++++ Data for this task

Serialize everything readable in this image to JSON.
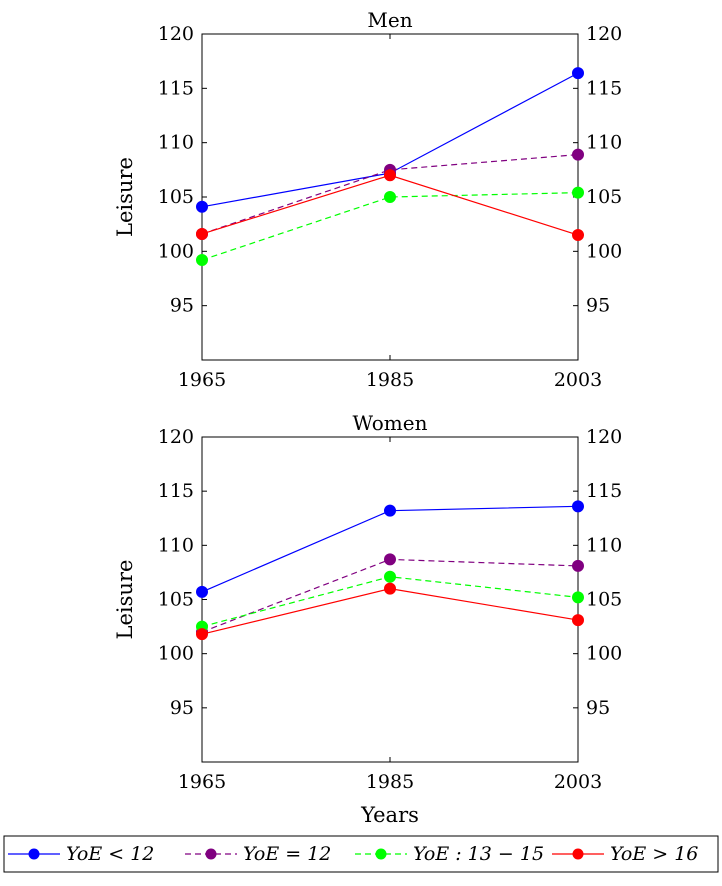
{
  "chart_data": [
    {
      "type": "line",
      "title": "Men",
      "xlabel": "",
      "ylabel": "Leisure",
      "categories": [
        "1965",
        "1985",
        "2003"
      ],
      "ylim": [
        90,
        120
      ],
      "yticks": [
        "95",
        "100",
        "105",
        "110",
        "115",
        "120"
      ],
      "grid": false,
      "series": [
        {
          "name": "YoE < 12",
          "color": "#0000ff",
          "dash": "solid",
          "values": [
            104.1,
            107.2,
            116.4
          ]
        },
        {
          "name": "YoE = 12",
          "color": "#800080",
          "dash": "dashed",
          "values": [
            101.6,
            107.5,
            108.9
          ]
        },
        {
          "name": "YoE : 13 − 15",
          "color": "#00ff00",
          "dash": "dashed",
          "values": [
            99.2,
            105.0,
            105.4
          ]
        },
        {
          "name": "YoE > 16",
          "color": "#ff0000",
          "dash": "solid",
          "values": [
            101.6,
            107.0,
            101.5
          ]
        }
      ]
    },
    {
      "type": "line",
      "title": "Women",
      "xlabel": "Years",
      "ylabel": "Leisure",
      "categories": [
        "1965",
        "1985",
        "2003"
      ],
      "ylim": [
        90,
        120
      ],
      "yticks": [
        "95",
        "100",
        "105",
        "110",
        "115",
        "120"
      ],
      "grid": false,
      "series": [
        {
          "name": "YoE < 12",
          "color": "#0000ff",
          "dash": "solid",
          "values": [
            105.7,
            113.2,
            113.6
          ]
        },
        {
          "name": "YoE = 12",
          "color": "#800080",
          "dash": "dashed",
          "values": [
            102.0,
            108.7,
            108.1
          ]
        },
        {
          "name": "YoE : 13 − 15",
          "color": "#00ff00",
          "dash": "dashed",
          "values": [
            102.5,
            107.1,
            105.2
          ]
        },
        {
          "name": "YoE > 16",
          "color": "#ff0000",
          "dash": "solid",
          "values": [
            101.8,
            106.0,
            103.1
          ]
        }
      ]
    }
  ],
  "legend": {
    "placement": "bottom",
    "entries": [
      {
        "label": "YoE < 12",
        "color": "#0000ff",
        "dash": "solid"
      },
      {
        "label": "YoE = 12",
        "color": "#800080",
        "dash": "dashed"
      },
      {
        "label": "YoE : 13 − 15",
        "color": "#00ff00",
        "dash": "dashed"
      },
      {
        "label": "YoE > 16",
        "color": "#ff0000",
        "dash": "solid"
      }
    ]
  }
}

++++++++

= What is expected =
Pictures are not part of the copy; output everything else in the records exactly.

= Answer below =
Serialize everything readable in this image to JSON.
{
  "chart_data": [
    {
      "type": "line",
      "title": "Men",
      "xlabel": "",
      "ylabel": "Leisure",
      "categories": [
        "1965",
        "1985",
        "2003"
      ],
      "ylim": [
        90,
        120
      ],
      "yticks": [
        "95",
        "100",
        "105",
        "110",
        "115",
        "120"
      ],
      "grid": false,
      "series": [
        {
          "name": "YoE < 12",
          "color": "#0000ff",
          "dash": "solid",
          "values": [
            104.1,
            107.2,
            116.4
          ]
        },
        {
          "name": "YoE = 12",
          "color": "#800080",
          "dash": "dashed",
          "values": [
            101.6,
            107.5,
            108.9
          ]
        },
        {
          "name": "YoE : 13 − 15",
          "color": "#00ff00",
          "dash": "dashed",
          "values": [
            99.2,
            105.0,
            105.4
          ]
        },
        {
          "name": "YoE > 16",
          "color": "#ff0000",
          "dash": "solid",
          "values": [
            101.6,
            107.0,
            101.5
          ]
        }
      ]
    },
    {
      "type": "line",
      "title": "Women",
      "xlabel": "Years",
      "ylabel": "Leisure",
      "categories": [
        "1965",
        "1985",
        "2003"
      ],
      "ylim": [
        90,
        120
      ],
      "yticks": [
        "95",
        "100",
        "105",
        "110",
        "115",
        "120"
      ],
      "grid": false,
      "series": [
        {
          "name": "YoE < 12",
          "color": "#0000ff",
          "dash": "solid",
          "values": [
            105.7,
            113.2,
            113.6
          ]
        },
        {
          "name": "YoE = 12",
          "color": "#800080",
          "dash": "dashed",
          "values": [
            102.0,
            108.7,
            108.1
          ]
        },
        {
          "name": "YoE : 13 − 15",
          "color": "#00ff00",
          "dash": "dashed",
          "values": [
            102.5,
            107.1,
            105.2
          ]
        },
        {
          "name": "YoE > 16",
          "color": "#ff0000",
          "dash": "solid",
          "values": [
            101.8,
            106.0,
            103.1
          ]
        }
      ]
    }
  ],
  "legend": {
    "placement": "bottom",
    "entries": [
      {
        "label": "YoE < 12",
        "color": "#0000ff",
        "dash": "solid"
      },
      {
        "label": "YoE = 12",
        "color": "#800080",
        "dash": "dashed"
      },
      {
        "label": "YoE : 13 − 15",
        "color": "#00ff00",
        "dash": "dashed"
      },
      {
        "label": "YoE > 16",
        "color": "#ff0000",
        "dash": "solid"
      }
    ]
  }
}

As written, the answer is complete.